* _TASK PROMPT_
Send each entry back exactly as given, pictures excluded.

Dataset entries
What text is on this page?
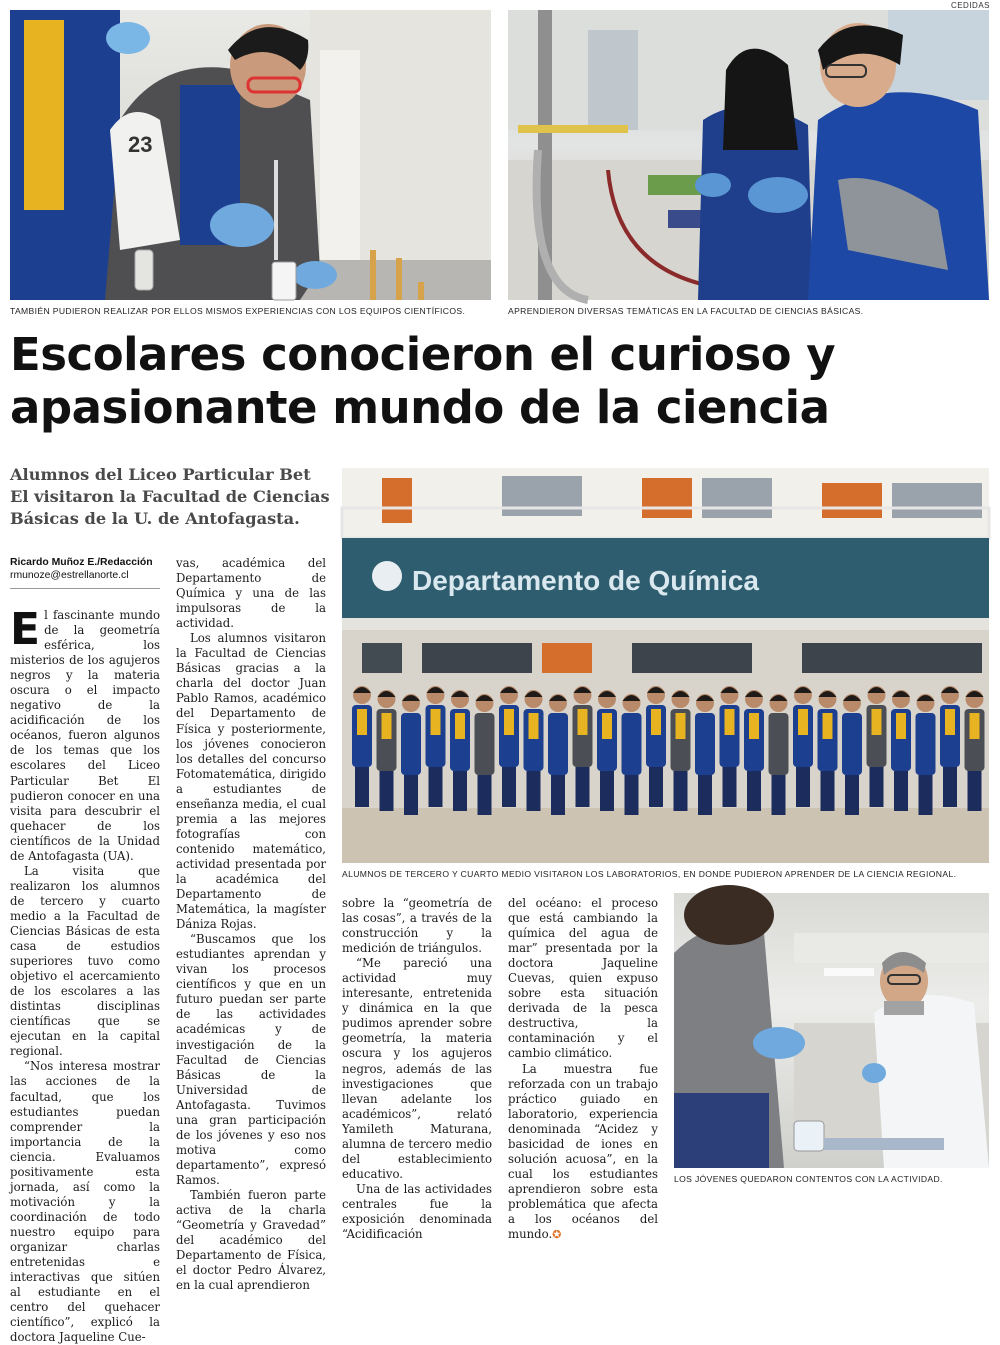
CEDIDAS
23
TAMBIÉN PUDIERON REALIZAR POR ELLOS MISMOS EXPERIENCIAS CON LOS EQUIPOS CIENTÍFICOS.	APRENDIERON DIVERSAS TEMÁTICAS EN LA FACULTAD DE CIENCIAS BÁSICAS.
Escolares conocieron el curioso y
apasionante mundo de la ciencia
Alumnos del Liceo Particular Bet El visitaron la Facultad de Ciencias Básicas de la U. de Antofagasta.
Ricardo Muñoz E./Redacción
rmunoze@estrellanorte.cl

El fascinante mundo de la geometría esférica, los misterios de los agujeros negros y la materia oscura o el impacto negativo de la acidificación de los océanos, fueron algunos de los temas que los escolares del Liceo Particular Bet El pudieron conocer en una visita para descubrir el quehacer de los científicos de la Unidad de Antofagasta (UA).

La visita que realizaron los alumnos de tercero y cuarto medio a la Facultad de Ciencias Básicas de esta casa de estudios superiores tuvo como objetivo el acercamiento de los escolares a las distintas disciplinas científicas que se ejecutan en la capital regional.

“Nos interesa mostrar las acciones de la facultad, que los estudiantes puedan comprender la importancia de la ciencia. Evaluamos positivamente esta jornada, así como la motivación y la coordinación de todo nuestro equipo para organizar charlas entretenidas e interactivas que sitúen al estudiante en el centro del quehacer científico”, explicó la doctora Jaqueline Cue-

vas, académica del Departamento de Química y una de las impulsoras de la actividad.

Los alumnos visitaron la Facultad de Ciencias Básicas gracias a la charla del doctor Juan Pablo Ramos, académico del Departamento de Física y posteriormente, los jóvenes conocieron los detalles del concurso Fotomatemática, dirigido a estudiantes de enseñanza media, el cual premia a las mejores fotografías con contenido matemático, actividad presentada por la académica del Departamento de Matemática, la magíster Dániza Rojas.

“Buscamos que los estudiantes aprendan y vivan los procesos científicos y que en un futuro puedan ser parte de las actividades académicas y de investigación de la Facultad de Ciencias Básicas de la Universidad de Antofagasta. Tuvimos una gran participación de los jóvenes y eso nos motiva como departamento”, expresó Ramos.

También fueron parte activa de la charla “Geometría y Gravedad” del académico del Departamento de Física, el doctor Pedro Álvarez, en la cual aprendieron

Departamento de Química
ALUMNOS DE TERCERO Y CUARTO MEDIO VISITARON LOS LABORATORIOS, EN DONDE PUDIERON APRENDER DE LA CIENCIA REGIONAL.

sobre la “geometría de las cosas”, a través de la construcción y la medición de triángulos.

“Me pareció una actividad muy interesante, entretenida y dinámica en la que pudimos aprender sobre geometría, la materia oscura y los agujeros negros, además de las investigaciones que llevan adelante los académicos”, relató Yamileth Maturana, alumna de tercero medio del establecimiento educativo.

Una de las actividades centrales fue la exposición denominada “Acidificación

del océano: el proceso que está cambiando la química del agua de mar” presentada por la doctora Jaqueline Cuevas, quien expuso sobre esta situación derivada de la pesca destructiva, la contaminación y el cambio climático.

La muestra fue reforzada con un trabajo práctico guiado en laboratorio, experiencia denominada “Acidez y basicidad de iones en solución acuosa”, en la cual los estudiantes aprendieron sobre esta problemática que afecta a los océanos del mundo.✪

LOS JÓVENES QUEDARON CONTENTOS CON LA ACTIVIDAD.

* _ANSWER TO THE TASK_
What text is on this page?
CEDIDAS
23
TAMBIÉN PUDIERON REALIZAR POR ELLOS MISMOS EXPERIENCIAS CON LOS EQUIPOS CIENTÍFICOS.	APRENDIERON DIVERSAS TEMÁTICAS EN LA FACULTAD DE CIENCIAS BÁSICAS.
Escolares conocieron el curioso y
apasionante mundo de la ciencia
Alumnos del Liceo Particular Bet El visitaron la Facultad de Ciencias Básicas de la U. de Antofagasta.
Ricardo Muñoz E./Redacción
rmunoze@estrellanorte.cl

El fascinante mundo de la geometría esférica, los misterios de los agujeros negros y la materia oscura o el impacto negativo de la acidificación de los océanos, fueron algunos de los temas que los escolares del Liceo Particular Bet El pudieron conocer en una visita para descubrir el quehacer de los científicos de la Unidad de Antofagasta (UA).

La visita que realizaron los alumnos de tercero y cuarto medio a la Facultad de Ciencias Básicas de esta casa de estudios superiores tuvo como objetivo el acercamiento de los escolares a las distintas disciplinas científicas que se ejecutan en la capital regional.

“Nos interesa mostrar las acciones de la facultad, que los estudiantes puedan comprender la importancia de la ciencia. Evaluamos positivamente esta jornada, así como la motivación y la coordinación de todo nuestro equipo para organizar charlas entretenidas e interactivas que sitúen al estudiante en el centro del quehacer científico”, explicó la doctora Jaqueline Cue-

vas, académica del Departamento de Química y una de las impulsoras de la actividad.

Los alumnos visitaron la Facultad de Ciencias Básicas gracias a la charla del doctor Juan Pablo Ramos, académico del Departamento de Física y posteriormente, los jóvenes conocieron los detalles del concurso Fotomatemática, dirigido a estudiantes de enseñanza media, el cual premia a las mejores fotografías con contenido matemático, actividad presentada por la académica del Departamento de Matemática, la magíster Dániza Rojas.

“Buscamos que los estudiantes aprendan y vivan los procesos científicos y que en un futuro puedan ser parte de las actividades académicas y de investigación de la Facultad de Ciencias Básicas de la Universidad de Antofagasta. Tuvimos una gran participación de los jóvenes y eso nos motiva como departamento”, expresó Ramos.

También fueron parte activa de la charla “Geometría y Gravedad” del académico del Departamento de Física, el doctor Pedro Álvarez, en la cual aprendieron

Departamento de Química
ALUMNOS DE TERCERO Y CUARTO MEDIO VISITARON LOS LABORATORIOS, EN DONDE PUDIERON APRENDER DE LA CIENCIA REGIONAL.

sobre la “geometría de las cosas”, a través de la construcción y la medición de triángulos.

“Me pareció una actividad muy interesante, entretenida y dinámica en la que pudimos aprender sobre geometría, la materia oscura y los agujeros negros, además de las investigaciones que llevan adelante los académicos”, relató Yamileth Maturana, alumna de tercero medio del establecimiento educativo.

Una de las actividades centrales fue la exposición denominada “Acidificación

del océano: el proceso que está cambiando la química del agua de mar” presentada por la doctora Jaqueline Cuevas, quien expuso sobre esta situación derivada de la pesca destructiva, la contaminación y el cambio climático.

La muestra fue reforzada con un trabajo práctico guiado en laboratorio, experiencia denominada “Acidez y basicidad de iones en solución acuosa”, en la cual los estudiantes aprendieron sobre esta problemática que afecta a los océanos del mundo.✪

LOS JÓVENES QUEDARON CONTENTOS CON LA ACTIVIDAD.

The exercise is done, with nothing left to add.